--- INPUT RECORDS ---

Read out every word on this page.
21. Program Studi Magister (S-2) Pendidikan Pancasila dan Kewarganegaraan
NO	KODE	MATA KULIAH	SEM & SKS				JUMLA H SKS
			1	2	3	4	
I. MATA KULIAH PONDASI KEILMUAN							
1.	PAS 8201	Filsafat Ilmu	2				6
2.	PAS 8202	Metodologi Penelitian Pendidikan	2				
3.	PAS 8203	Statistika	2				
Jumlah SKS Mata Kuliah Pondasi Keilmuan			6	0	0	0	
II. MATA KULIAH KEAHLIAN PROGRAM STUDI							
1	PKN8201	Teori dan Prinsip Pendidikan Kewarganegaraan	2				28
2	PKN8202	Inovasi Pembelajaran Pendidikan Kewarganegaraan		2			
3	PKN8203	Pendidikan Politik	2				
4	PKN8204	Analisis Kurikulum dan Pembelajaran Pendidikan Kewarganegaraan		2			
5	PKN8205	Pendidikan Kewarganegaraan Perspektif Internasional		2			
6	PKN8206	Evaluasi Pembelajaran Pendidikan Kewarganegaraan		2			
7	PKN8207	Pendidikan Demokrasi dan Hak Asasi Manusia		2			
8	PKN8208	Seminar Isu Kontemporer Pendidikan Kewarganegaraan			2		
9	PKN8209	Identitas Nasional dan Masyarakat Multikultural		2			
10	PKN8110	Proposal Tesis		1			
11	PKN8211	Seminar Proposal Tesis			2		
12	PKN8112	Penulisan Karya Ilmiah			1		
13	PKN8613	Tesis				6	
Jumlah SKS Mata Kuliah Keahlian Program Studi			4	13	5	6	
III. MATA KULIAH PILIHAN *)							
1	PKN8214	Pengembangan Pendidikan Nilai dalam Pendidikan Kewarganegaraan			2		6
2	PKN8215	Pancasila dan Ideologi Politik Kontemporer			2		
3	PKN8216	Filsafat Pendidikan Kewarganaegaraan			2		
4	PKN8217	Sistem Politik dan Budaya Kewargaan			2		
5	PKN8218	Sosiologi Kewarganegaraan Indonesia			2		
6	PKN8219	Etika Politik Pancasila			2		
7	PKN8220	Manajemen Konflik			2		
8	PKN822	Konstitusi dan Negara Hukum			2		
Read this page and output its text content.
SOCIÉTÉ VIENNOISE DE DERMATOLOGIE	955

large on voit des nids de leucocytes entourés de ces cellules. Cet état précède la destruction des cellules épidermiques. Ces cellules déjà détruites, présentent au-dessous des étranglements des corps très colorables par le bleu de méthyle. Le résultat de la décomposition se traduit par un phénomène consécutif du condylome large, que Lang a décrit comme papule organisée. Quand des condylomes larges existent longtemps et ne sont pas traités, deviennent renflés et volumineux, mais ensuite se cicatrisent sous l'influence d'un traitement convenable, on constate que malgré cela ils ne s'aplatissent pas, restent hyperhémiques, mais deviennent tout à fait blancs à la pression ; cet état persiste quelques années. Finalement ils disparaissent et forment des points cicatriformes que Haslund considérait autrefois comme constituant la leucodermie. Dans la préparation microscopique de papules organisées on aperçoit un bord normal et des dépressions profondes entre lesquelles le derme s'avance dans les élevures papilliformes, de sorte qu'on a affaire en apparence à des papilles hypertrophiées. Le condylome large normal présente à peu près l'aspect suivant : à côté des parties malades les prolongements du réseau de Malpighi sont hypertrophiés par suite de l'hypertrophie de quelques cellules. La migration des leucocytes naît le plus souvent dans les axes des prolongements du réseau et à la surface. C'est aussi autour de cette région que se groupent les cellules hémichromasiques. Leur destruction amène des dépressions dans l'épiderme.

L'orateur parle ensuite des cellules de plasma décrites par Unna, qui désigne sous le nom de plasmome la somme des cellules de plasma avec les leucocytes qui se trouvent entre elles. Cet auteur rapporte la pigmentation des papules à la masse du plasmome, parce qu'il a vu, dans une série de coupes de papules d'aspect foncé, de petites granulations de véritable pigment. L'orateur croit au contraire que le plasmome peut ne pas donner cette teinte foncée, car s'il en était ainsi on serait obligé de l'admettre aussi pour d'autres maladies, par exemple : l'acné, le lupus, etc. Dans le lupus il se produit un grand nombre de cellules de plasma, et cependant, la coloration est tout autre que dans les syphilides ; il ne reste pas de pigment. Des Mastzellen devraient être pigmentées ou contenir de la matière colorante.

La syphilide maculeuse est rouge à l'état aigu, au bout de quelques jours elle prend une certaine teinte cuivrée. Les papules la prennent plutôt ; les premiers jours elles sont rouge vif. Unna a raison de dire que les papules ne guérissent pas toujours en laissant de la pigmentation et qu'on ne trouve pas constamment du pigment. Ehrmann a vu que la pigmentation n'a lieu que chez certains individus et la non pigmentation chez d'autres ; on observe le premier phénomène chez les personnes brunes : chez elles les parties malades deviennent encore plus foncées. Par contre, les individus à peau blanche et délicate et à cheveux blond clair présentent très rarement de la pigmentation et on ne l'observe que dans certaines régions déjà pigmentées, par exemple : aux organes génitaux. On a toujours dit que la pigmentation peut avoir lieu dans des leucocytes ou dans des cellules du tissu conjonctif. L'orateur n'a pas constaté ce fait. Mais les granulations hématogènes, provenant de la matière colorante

---

• _WORK INSTRUCTIONS_
Select, from the listing, all lines that include the word "Kontemporer".

• _ANSWER TO THE EXERCISE_
8	PKN8208	Seminar Isu Kontemporer Pendidikan Kewarganegaraan			2		
2	PKN8215	Pancasila dan Ideologi Politik Kontemporer			2		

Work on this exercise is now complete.